Task statement »
Leave the pictures out and print every record below exactly as it stands.

++++ Record extracts ++++

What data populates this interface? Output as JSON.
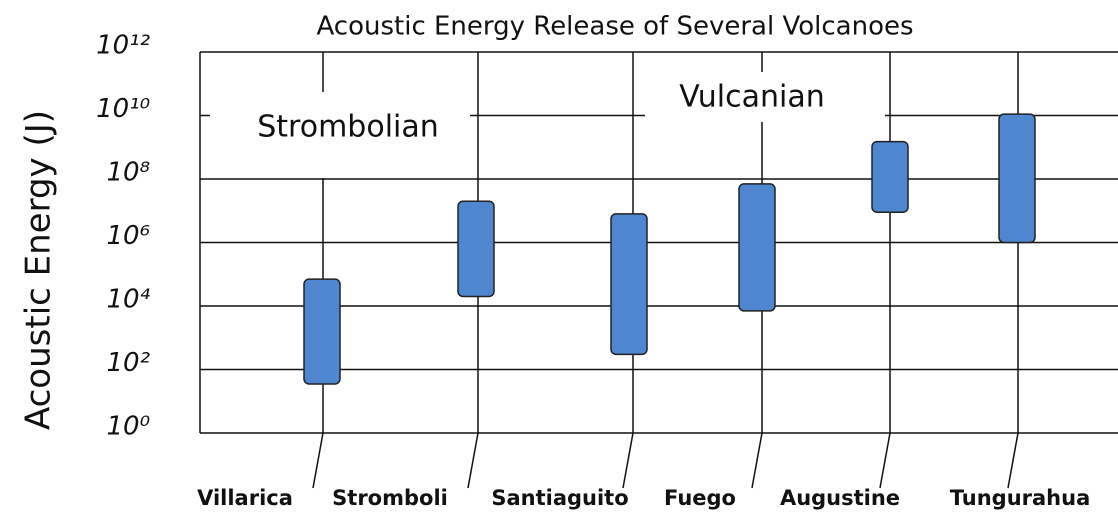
{
  "chart_data": {
    "type": "range_bar",
    "title": "Acoustic Energy Release of Several Volcanoes",
    "ylabel": "Acoustic Energy (J)",
    "categories": [
      "Villarica",
      "Stromboli",
      "Santiaguito",
      "Fuego",
      "Augustine",
      "Tungurahua"
    ],
    "low": [
      35,
      20000,
      300,
      7000,
      9000000,
      1000000
    ],
    "high": [
      70000,
      20000000,
      8000000,
      70000000,
      1500000000,
      11000000000
    ],
    "color": "#4f86d0",
    "log_y": true,
    "ylim": [
      1,
      1000000000000
    ],
    "yticks": [
      {
        "value": 1,
        "label": "10⁰"
      },
      {
        "value": 100,
        "label": "10²"
      },
      {
        "value": 10000,
        "label": "10⁴"
      },
      {
        "value": 1000000,
        "label": "10⁶"
      },
      {
        "value": 100000000,
        "label": "10⁸"
      },
      {
        "value": 10000000000,
        "label": "10¹⁰"
      },
      {
        "value": 1000000000000,
        "label": "10¹²"
      }
    ],
    "grid": true,
    "annotations": [
      "Strombolian",
      "Vulcanian"
    ]
  }
}
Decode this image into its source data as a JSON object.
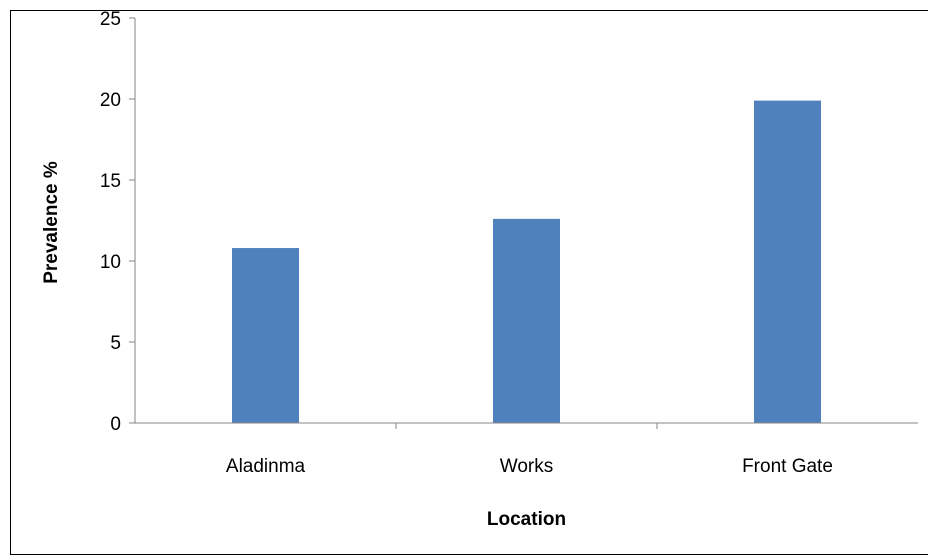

++++

Completed task »
What data populates this interface? Output as JSON.
{
  "chart_data": {
    "type": "range_bar",
    "title": "Acoustic Energy Release of Several Volcanoes",
    "ylabel": "Acoustic Energy (J)",
    "categories": [
      "Villarica",
      "Stromboli",
      "Santiaguito",
      "Fuego",
      "Augustine",
      "Tungurahua"
    ],
    "low": [
      35,
      20000,
      300,
      7000,
      9000000,
      1000000
    ],
    "high": [
      70000,
      20000000,
      8000000,
      70000000,
      1500000000,
      11000000000
    ],
    "color": "#4f86d0",
    "log_y": true,
    "ylim": [
      1,
      1000000000000
    ],
    "yticks": [
      {
        "value": 1,
        "label": "10⁰"
      },
      {
        "value": 100,
        "label": "10²"
      },
      {
        "value": 10000,
        "label": "10⁴"
      },
      {
        "value": 1000000,
        "label": "10⁶"
      },
      {
        "value": 100000000,
        "label": "10⁸"
      },
      {
        "value": 10000000000,
        "label": "10¹⁰"
      },
      {
        "value": 1000000000000,
        "label": "10¹²"
      }
    ],
    "grid": true,
    "annotations": [
      "Strombolian",
      "Vulcanian"
    ]
  }
}
Decode this image into its source data as a JSON object.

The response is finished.